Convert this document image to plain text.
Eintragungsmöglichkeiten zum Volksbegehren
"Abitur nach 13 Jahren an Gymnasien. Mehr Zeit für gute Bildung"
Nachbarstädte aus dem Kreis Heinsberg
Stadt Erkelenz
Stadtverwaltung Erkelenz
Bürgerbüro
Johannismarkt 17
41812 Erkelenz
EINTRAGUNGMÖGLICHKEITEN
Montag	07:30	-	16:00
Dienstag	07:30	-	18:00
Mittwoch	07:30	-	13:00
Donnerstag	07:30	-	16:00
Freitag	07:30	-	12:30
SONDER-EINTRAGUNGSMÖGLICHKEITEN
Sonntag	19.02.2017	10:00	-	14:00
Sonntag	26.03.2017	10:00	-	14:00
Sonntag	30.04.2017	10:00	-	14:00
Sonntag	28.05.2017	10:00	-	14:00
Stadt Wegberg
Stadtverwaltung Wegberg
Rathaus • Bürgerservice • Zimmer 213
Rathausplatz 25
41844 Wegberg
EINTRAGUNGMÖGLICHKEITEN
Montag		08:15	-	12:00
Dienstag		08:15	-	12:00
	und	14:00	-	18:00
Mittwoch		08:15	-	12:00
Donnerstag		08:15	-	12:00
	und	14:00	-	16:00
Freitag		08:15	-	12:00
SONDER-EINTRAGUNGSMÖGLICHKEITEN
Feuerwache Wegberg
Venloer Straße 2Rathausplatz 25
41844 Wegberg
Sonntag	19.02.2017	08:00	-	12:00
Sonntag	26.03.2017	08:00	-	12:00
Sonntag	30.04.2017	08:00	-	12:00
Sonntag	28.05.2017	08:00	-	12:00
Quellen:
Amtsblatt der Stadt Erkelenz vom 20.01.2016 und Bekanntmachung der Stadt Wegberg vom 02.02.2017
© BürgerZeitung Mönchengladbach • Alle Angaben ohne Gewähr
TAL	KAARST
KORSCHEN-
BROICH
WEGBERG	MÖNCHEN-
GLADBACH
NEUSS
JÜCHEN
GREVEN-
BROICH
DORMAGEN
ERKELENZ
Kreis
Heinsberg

---------------

Your task is to output all of the data above word for word.

Convert this document image to plain text.
Eintragungsmöglichkeiten zum Volksbegehren
"Abitur nach 13 Jahren an Gymnasien. Mehr Zeit für gute Bildung"
Nachbarstädte aus dem Kreis Heinsberg
Stadt Erkelenz
Stadtverwaltung Erkelenz
Bürgerbüro
Johannismarkt 17
41812 Erkelenz
EINTRAGUNGMÖGLICHKEITEN
Montag	07:30	-	16:00
Dienstag	07:30	-	18:00
Mittwoch	07:30	-	13:00
Donnerstag	07:30	-	16:00
Freitag	07:30	-	12:30
SONDER-EINTRAGUNGSMÖGLICHKEITEN
Sonntag	19.02.2017	10:00	-	14:00
Sonntag	26.03.2017	10:00	-	14:00
Sonntag	30.04.2017	10:00	-	14:00
Sonntag	28.05.2017	10:00	-	14:00
Stadt Wegberg
Stadtverwaltung Wegberg
Rathaus • Bürgerservice • Zimmer 213
Rathausplatz 25
41844 Wegberg
EINTRAGUNGMÖGLICHKEITEN
Montag		08:15	-	12:00
Dienstag		08:15	-	12:00
	und	14:00	-	18:00
Mittwoch		08:15	-	12:00
Donnerstag		08:15	-	12:00
	und	14:00	-	16:00
Freitag		08:15	-	12:00
SONDER-EINTRAGUNGSMÖGLICHKEITEN
Feuerwache Wegberg
Venloer Straße 2Rathausplatz 25
41844 Wegberg
Sonntag	19.02.2017	08:00	-	12:00
Sonntag	26.03.2017	08:00	-	12:00
Sonntag	30.04.2017	08:00	-	12:00
Sonntag	28.05.2017	08:00	-	12:00
Quellen:
Amtsblatt der Stadt Erkelenz vom 20.01.2016 und Bekanntmachung der Stadt Wegberg vom 02.02.2017
© BürgerZeitung Mönchengladbach • Alle Angaben ohne Gewähr
TAL	KAARST
KORSCHEN-
BROICH
WEGBERG	MÖNCHEN-
GLADBACH
NEUSS
JÜCHEN
GREVEN-
BROICH
DORMAGEN
ERKELENZ
Kreis
Heinsberg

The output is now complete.